### GIVEN EXERCISE
Transcribe the data in full and exactly, omitting any pictures.

# DATA FOR THIS TASK start

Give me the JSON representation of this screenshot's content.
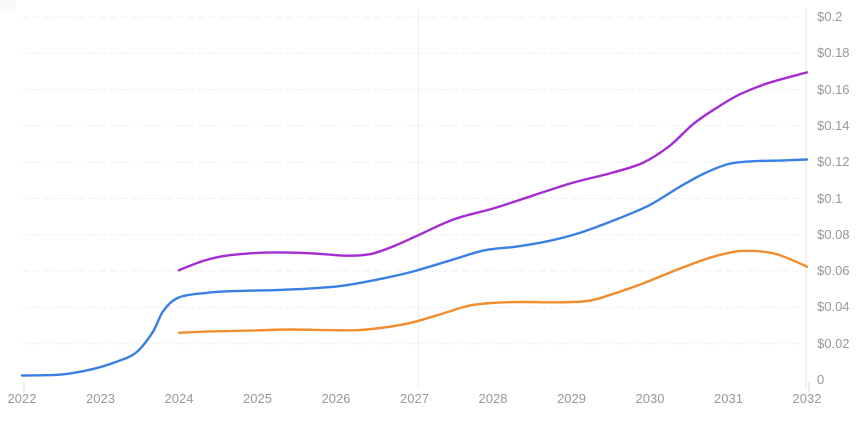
{
  "chart": {
    "background_color": "#ffffff",
    "axis_line_color": "#e3e3e7",
    "gridline_color": "#f1f1f3",
    "guide_line_color": "#ededf1",
    "tick_mark_color": "#d9d9de",
    "label_color": "#96989d"
  },
  "chart_data": {
    "type": "line",
    "title": "",
    "subtitle": "",
    "xlabel": "",
    "ylabel": "",
    "legend": "none",
    "grid": "horizontal-dashed",
    "xlim": [
      2022,
      2032
    ],
    "ylim": [
      0,
      0.2
    ],
    "y_axis_side": "right",
    "vertical_guide_year": 2027.05,
    "x_ticks": [
      {
        "value": 2022,
        "label": "2022"
      },
      {
        "value": 2023,
        "label": "2023"
      },
      {
        "value": 2024,
        "label": "2024"
      },
      {
        "value": 2025,
        "label": "2025"
      },
      {
        "value": 2026,
        "label": "2026"
      },
      {
        "value": 2027,
        "label": "2027"
      },
      {
        "value": 2028,
        "label": "2028"
      },
      {
        "value": 2029,
        "label": "2029"
      },
      {
        "value": 2030,
        "label": "2030"
      },
      {
        "value": 2031,
        "label": "2031"
      },
      {
        "value": 2032,
        "label": "2032"
      }
    ],
    "y_ticks": [
      {
        "value": 0.2,
        "label": "$0.2"
      },
      {
        "value": 0.18,
        "label": "$0.18"
      },
      {
        "value": 0.16,
        "label": "$0.16"
      },
      {
        "value": 0.14,
        "label": "$0.14"
      },
      {
        "value": 0.12,
        "label": "$0.12"
      },
      {
        "value": 0.1,
        "label": "$0.1"
      },
      {
        "value": 0.08,
        "label": "$0.08"
      },
      {
        "value": 0.06,
        "label": "$0.06"
      },
      {
        "value": 0.04,
        "label": "$0.04"
      },
      {
        "value": 0.02,
        "label": "$0.02"
      },
      {
        "value": 0,
        "label": "0"
      }
    ],
    "series": [
      {
        "name": "blue-series",
        "color": "#3a80e4",
        "points": [
          [
            2022.0,
            0.0025
          ],
          [
            2022.5,
            0.003
          ],
          [
            2022.9,
            0.006
          ],
          [
            2023.2,
            0.01
          ],
          [
            2023.45,
            0.015
          ],
          [
            2023.66,
            0.026
          ],
          [
            2023.8,
            0.038
          ],
          [
            2024.0,
            0.0455
          ],
          [
            2024.35,
            0.048
          ],
          [
            2024.7,
            0.049
          ],
          [
            2025.2,
            0.0495
          ],
          [
            2025.7,
            0.0505
          ],
          [
            2026.1,
            0.052
          ],
          [
            2026.6,
            0.056
          ],
          [
            2027.0,
            0.06
          ],
          [
            2027.5,
            0.0665
          ],
          [
            2027.9,
            0.0715
          ],
          [
            2028.3,
            0.0735
          ],
          [
            2028.7,
            0.0765
          ],
          [
            2029.1,
            0.081
          ],
          [
            2029.6,
            0.089
          ],
          [
            2030.0,
            0.0965
          ],
          [
            2030.4,
            0.107
          ],
          [
            2030.7,
            0.114
          ],
          [
            2031.0,
            0.119
          ],
          [
            2031.3,
            0.1205
          ],
          [
            2031.7,
            0.121
          ],
          [
            2032.0,
            0.1215
          ]
        ]
      },
      {
        "name": "orange-series",
        "color": "#ef8e2c",
        "points": [
          [
            2024.0,
            0.026
          ],
          [
            2024.4,
            0.0268
          ],
          [
            2024.9,
            0.0272
          ],
          [
            2025.4,
            0.0278
          ],
          [
            2025.9,
            0.0275
          ],
          [
            2026.3,
            0.0275
          ],
          [
            2026.7,
            0.0295
          ],
          [
            2027.0,
            0.032
          ],
          [
            2027.35,
            0.0365
          ],
          [
            2027.7,
            0.041
          ],
          [
            2028.0,
            0.0425
          ],
          [
            2028.4,
            0.043
          ],
          [
            2028.8,
            0.0428
          ],
          [
            2029.2,
            0.0435
          ],
          [
            2029.5,
            0.047
          ],
          [
            2029.9,
            0.053
          ],
          [
            2030.3,
            0.06
          ],
          [
            2030.7,
            0.0665
          ],
          [
            2031.0,
            0.07
          ],
          [
            2031.25,
            0.0712
          ],
          [
            2031.6,
            0.0695
          ],
          [
            2032.0,
            0.0625
          ]
        ]
      },
      {
        "name": "purple-series",
        "color": "#a32cd5",
        "points": [
          [
            2024.0,
            0.0605
          ],
          [
            2024.3,
            0.0655
          ],
          [
            2024.6,
            0.0685
          ],
          [
            2025.0,
            0.07
          ],
          [
            2025.4,
            0.0702
          ],
          [
            2025.8,
            0.0695
          ],
          [
            2026.15,
            0.0685
          ],
          [
            2026.45,
            0.0695
          ],
          [
            2026.75,
            0.074
          ],
          [
            2027.05,
            0.0798
          ],
          [
            2027.5,
            0.0885
          ],
          [
            2028.0,
            0.0945
          ],
          [
            2028.5,
            0.1015
          ],
          [
            2029.0,
            0.1085
          ],
          [
            2029.5,
            0.114
          ],
          [
            2029.9,
            0.1195
          ],
          [
            2030.25,
            0.129
          ],
          [
            2030.55,
            0.141
          ],
          [
            2030.85,
            0.15
          ],
          [
            2031.15,
            0.1575
          ],
          [
            2031.5,
            0.1635
          ],
          [
            2032.0,
            0.1695
          ]
        ]
      }
    ]
  }
}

# DATA FOR THIS TASK end

### TASK ANSWER
Give me the JSON representation of this screenshot's content.
{
  "chart": {
    "background_color": "#ffffff",
    "axis_line_color": "#e3e3e7",
    "gridline_color": "#f1f1f3",
    "guide_line_color": "#ededf1",
    "tick_mark_color": "#d9d9de",
    "label_color": "#96989d"
  },
  "chart_data": {
    "type": "line",
    "title": "",
    "subtitle": "",
    "xlabel": "",
    "ylabel": "",
    "legend": "none",
    "grid": "horizontal-dashed",
    "xlim": [
      2022,
      2032
    ],
    "ylim": [
      0,
      0.2
    ],
    "y_axis_side": "right",
    "vertical_guide_year": 2027.05,
    "x_ticks": [
      {
        "value": 2022,
        "label": "2022"
      },
      {
        "value": 2023,
        "label": "2023"
      },
      {
        "value": 2024,
        "label": "2024"
      },
      {
        "value": 2025,
        "label": "2025"
      },
      {
        "value": 2026,
        "label": "2026"
      },
      {
        "value": 2027,
        "label": "2027"
      },
      {
        "value": 2028,
        "label": "2028"
      },
      {
        "value": 2029,
        "label": "2029"
      },
      {
        "value": 2030,
        "label": "2030"
      },
      {
        "value": 2031,
        "label": "2031"
      },
      {
        "value": 2032,
        "label": "2032"
      }
    ],
    "y_ticks": [
      {
        "value": 0.2,
        "label": "$0.2"
      },
      {
        "value": 0.18,
        "label": "$0.18"
      },
      {
        "value": 0.16,
        "label": "$0.16"
      },
      {
        "value": 0.14,
        "label": "$0.14"
      },
      {
        "value": 0.12,
        "label": "$0.12"
      },
      {
        "value": 0.1,
        "label": "$0.1"
      },
      {
        "value": 0.08,
        "label": "$0.08"
      },
      {
        "value": 0.06,
        "label": "$0.06"
      },
      {
        "value": 0.04,
        "label": "$0.04"
      },
      {
        "value": 0.02,
        "label": "$0.02"
      },
      {
        "value": 0,
        "label": "0"
      }
    ],
    "series": [
      {
        "name": "blue-series",
        "color": "#3a80e4",
        "points": [
          [
            2022.0,
            0.0025
          ],
          [
            2022.5,
            0.003
          ],
          [
            2022.9,
            0.006
          ],
          [
            2023.2,
            0.01
          ],
          [
            2023.45,
            0.015
          ],
          [
            2023.66,
            0.026
          ],
          [
            2023.8,
            0.038
          ],
          [
            2024.0,
            0.0455
          ],
          [
            2024.35,
            0.048
          ],
          [
            2024.7,
            0.049
          ],
          [
            2025.2,
            0.0495
          ],
          [
            2025.7,
            0.0505
          ],
          [
            2026.1,
            0.052
          ],
          [
            2026.6,
            0.056
          ],
          [
            2027.0,
            0.06
          ],
          [
            2027.5,
            0.0665
          ],
          [
            2027.9,
            0.0715
          ],
          [
            2028.3,
            0.0735
          ],
          [
            2028.7,
            0.0765
          ],
          [
            2029.1,
            0.081
          ],
          [
            2029.6,
            0.089
          ],
          [
            2030.0,
            0.0965
          ],
          [
            2030.4,
            0.107
          ],
          [
            2030.7,
            0.114
          ],
          [
            2031.0,
            0.119
          ],
          [
            2031.3,
            0.1205
          ],
          [
            2031.7,
            0.121
          ],
          [
            2032.0,
            0.1215
          ]
        ]
      },
      {
        "name": "orange-series",
        "color": "#ef8e2c",
        "points": [
          [
            2024.0,
            0.026
          ],
          [
            2024.4,
            0.0268
          ],
          [
            2024.9,
            0.0272
          ],
          [
            2025.4,
            0.0278
          ],
          [
            2025.9,
            0.0275
          ],
          [
            2026.3,
            0.0275
          ],
          [
            2026.7,
            0.0295
          ],
          [
            2027.0,
            0.032
          ],
          [
            2027.35,
            0.0365
          ],
          [
            2027.7,
            0.041
          ],
          [
            2028.0,
            0.0425
          ],
          [
            2028.4,
            0.043
          ],
          [
            2028.8,
            0.0428
          ],
          [
            2029.2,
            0.0435
          ],
          [
            2029.5,
            0.047
          ],
          [
            2029.9,
            0.053
          ],
          [
            2030.3,
            0.06
          ],
          [
            2030.7,
            0.0665
          ],
          [
            2031.0,
            0.07
          ],
          [
            2031.25,
            0.0712
          ],
          [
            2031.6,
            0.0695
          ],
          [
            2032.0,
            0.0625
          ]
        ]
      },
      {
        "name": "purple-series",
        "color": "#a32cd5",
        "points": [
          [
            2024.0,
            0.0605
          ],
          [
            2024.3,
            0.0655
          ],
          [
            2024.6,
            0.0685
          ],
          [
            2025.0,
            0.07
          ],
          [
            2025.4,
            0.0702
          ],
          [
            2025.8,
            0.0695
          ],
          [
            2026.15,
            0.0685
          ],
          [
            2026.45,
            0.0695
          ],
          [
            2026.75,
            0.074
          ],
          [
            2027.05,
            0.0798
          ],
          [
            2027.5,
            0.0885
          ],
          [
            2028.0,
            0.0945
          ],
          [
            2028.5,
            0.1015
          ],
          [
            2029.0,
            0.1085
          ],
          [
            2029.5,
            0.114
          ],
          [
            2029.9,
            0.1195
          ],
          [
            2030.25,
            0.129
          ],
          [
            2030.55,
            0.141
          ],
          [
            2030.85,
            0.15
          ],
          [
            2031.15,
            0.1575
          ],
          [
            2031.5,
            0.1635
          ],
          [
            2032.0,
            0.1695
          ]
        ]
      }
    ]
  }
}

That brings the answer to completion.